[begin DATASET]

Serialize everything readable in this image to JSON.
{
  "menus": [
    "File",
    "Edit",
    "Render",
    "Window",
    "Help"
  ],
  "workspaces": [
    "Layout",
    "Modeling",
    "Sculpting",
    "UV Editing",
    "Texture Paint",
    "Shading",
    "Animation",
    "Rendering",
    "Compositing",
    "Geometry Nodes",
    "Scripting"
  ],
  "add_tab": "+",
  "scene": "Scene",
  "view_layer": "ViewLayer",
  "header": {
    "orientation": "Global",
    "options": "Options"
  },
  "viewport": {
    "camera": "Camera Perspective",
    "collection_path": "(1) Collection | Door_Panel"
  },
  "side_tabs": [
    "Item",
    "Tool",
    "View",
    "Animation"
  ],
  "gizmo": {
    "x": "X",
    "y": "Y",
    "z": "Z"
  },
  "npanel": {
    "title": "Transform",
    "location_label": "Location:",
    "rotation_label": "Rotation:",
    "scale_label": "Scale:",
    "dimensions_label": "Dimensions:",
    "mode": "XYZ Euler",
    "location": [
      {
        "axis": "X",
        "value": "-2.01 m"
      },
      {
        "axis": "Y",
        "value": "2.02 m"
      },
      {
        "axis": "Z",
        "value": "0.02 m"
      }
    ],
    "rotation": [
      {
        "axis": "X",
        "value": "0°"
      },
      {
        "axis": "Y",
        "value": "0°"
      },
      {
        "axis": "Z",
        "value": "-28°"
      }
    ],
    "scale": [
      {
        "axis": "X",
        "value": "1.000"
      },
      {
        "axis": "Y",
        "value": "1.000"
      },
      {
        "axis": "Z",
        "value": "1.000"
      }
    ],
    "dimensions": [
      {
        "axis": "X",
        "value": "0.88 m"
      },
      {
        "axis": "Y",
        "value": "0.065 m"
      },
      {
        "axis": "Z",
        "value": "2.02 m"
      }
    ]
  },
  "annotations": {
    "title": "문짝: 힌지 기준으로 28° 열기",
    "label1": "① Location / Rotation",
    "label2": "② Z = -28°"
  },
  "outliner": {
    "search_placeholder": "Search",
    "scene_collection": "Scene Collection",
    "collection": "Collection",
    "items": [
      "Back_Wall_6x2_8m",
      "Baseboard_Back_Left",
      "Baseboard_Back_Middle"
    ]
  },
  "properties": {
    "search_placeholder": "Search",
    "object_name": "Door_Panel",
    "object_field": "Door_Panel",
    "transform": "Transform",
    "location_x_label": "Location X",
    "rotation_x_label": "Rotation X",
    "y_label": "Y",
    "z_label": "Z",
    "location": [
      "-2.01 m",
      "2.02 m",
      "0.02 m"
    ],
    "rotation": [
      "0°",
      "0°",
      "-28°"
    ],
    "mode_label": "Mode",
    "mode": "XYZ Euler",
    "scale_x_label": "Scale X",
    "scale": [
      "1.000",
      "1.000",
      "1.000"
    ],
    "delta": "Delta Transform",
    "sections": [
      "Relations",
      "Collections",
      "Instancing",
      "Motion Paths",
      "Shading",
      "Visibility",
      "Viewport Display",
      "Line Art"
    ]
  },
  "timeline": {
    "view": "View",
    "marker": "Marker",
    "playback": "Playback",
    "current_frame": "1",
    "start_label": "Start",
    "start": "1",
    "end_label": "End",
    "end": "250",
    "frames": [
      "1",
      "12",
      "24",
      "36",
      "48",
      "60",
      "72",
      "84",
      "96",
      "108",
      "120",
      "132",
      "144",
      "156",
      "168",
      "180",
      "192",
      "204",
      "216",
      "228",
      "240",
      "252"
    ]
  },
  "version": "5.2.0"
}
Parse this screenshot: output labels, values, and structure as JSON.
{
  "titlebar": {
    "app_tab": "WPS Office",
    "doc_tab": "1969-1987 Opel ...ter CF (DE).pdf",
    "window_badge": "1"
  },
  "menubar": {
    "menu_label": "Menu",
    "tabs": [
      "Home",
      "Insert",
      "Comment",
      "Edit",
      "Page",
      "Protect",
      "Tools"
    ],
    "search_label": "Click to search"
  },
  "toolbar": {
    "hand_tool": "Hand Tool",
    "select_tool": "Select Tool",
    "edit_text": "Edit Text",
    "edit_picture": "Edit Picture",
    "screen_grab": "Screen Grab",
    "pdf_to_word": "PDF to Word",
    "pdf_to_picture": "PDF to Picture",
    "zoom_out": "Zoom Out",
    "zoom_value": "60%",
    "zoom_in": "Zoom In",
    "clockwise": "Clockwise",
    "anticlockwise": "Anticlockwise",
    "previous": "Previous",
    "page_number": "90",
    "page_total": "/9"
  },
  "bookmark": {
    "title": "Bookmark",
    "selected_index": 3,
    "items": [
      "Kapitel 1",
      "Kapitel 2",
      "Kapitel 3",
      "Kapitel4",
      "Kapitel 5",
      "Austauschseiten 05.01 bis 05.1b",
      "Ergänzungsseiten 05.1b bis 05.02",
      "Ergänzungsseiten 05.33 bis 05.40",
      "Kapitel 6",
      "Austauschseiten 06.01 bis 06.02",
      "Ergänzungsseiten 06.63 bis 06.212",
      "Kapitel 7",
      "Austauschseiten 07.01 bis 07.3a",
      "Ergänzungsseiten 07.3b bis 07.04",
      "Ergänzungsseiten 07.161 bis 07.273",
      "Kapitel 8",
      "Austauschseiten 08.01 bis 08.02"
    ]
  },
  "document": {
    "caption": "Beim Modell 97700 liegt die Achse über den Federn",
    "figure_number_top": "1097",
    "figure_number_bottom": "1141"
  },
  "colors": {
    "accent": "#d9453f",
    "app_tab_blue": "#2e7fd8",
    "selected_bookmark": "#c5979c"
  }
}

[end DATASET]
[begin DATASET]

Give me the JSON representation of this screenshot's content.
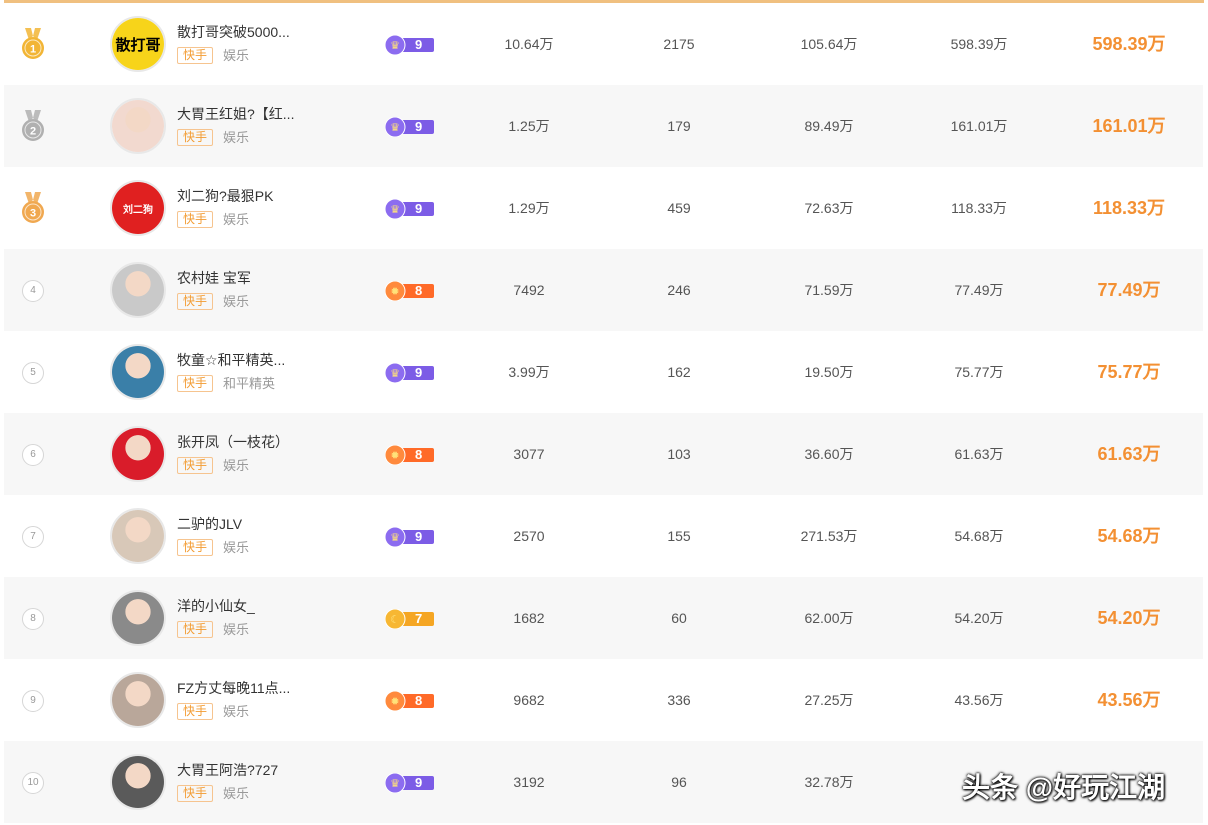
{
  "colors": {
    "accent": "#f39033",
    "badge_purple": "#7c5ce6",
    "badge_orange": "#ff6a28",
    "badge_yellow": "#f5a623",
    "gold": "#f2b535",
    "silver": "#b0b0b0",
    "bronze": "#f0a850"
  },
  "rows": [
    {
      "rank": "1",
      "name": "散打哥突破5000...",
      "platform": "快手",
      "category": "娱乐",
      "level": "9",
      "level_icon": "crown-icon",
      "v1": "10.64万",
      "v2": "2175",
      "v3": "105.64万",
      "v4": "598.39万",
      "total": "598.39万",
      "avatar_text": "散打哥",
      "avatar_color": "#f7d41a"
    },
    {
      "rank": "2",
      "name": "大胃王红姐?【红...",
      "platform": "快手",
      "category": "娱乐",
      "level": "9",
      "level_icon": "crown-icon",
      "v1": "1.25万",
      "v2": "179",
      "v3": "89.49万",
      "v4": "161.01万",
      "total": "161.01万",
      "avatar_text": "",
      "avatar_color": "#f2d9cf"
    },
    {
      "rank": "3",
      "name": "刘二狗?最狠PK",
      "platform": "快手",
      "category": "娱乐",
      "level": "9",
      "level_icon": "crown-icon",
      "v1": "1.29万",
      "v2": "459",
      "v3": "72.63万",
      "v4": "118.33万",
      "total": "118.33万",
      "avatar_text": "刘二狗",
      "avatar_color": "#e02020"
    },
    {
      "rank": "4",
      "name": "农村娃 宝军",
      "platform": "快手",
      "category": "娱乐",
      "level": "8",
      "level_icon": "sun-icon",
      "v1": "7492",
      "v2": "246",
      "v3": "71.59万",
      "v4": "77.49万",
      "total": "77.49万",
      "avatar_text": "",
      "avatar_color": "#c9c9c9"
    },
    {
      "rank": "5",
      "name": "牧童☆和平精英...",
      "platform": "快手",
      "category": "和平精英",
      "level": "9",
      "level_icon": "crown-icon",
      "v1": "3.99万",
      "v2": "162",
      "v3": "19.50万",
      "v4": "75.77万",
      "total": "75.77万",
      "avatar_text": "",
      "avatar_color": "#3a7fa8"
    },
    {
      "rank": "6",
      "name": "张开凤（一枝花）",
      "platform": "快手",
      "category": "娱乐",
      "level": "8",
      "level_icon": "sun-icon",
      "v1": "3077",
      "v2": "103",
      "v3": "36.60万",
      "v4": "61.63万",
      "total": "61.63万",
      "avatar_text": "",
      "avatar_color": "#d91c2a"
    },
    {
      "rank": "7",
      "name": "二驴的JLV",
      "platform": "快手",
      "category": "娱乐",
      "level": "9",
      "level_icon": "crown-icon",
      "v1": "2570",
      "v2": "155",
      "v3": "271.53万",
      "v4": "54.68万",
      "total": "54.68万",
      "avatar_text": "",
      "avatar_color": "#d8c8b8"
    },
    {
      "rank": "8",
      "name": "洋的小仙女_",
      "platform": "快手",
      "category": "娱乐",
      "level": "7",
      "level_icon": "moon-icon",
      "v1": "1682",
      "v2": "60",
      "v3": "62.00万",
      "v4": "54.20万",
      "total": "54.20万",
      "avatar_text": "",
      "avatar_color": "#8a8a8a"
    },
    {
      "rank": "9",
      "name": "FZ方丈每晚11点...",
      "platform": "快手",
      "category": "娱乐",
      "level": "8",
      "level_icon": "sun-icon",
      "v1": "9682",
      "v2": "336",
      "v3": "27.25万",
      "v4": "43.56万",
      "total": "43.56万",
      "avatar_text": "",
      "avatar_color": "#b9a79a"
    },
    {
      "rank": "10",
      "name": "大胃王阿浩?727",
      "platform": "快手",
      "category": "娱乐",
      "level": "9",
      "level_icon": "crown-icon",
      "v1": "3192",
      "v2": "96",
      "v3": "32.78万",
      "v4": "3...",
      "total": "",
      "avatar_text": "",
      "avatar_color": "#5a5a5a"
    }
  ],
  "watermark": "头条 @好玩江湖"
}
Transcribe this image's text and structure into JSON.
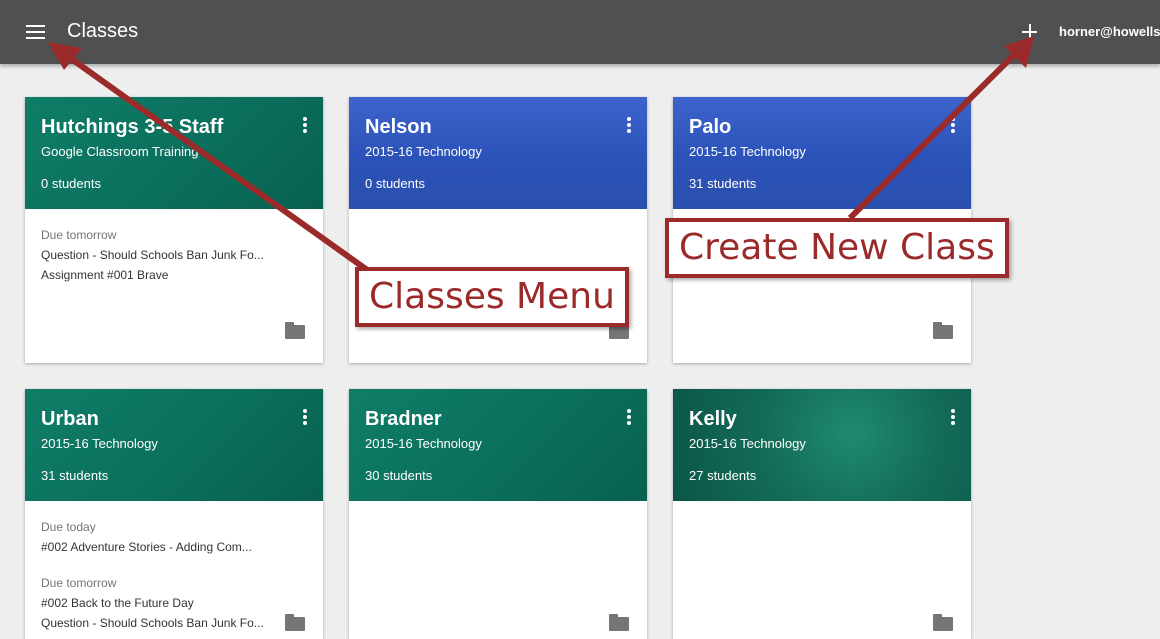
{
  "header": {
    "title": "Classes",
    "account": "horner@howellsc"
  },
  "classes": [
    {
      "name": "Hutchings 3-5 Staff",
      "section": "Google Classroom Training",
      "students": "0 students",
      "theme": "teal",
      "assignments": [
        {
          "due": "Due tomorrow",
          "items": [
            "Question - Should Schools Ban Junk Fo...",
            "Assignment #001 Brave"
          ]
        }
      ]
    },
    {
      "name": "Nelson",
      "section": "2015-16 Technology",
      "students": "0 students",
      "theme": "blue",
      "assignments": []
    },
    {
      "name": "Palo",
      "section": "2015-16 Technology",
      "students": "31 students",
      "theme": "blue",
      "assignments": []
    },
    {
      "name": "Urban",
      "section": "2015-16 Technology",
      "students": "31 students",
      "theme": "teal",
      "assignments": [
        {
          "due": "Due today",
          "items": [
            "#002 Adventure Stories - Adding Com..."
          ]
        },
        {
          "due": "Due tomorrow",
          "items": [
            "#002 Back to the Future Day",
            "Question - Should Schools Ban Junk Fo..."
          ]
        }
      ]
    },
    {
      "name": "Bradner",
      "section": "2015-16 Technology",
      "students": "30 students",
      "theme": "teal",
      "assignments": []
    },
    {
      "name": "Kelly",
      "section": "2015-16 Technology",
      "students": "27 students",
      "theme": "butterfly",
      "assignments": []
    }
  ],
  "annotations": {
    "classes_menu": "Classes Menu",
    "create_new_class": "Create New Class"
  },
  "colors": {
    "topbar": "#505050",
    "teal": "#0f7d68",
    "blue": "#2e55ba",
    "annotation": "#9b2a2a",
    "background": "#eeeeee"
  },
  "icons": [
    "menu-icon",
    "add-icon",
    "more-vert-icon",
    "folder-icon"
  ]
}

[end DATASET]

> _GIVEN EXERCISE_
Copy each line containing the word "Transform" from the data.

> _ANSWER TO THE TASK_
    "title": "Transform",
    "transform": "Transform",
    "delta": "Delta Transform",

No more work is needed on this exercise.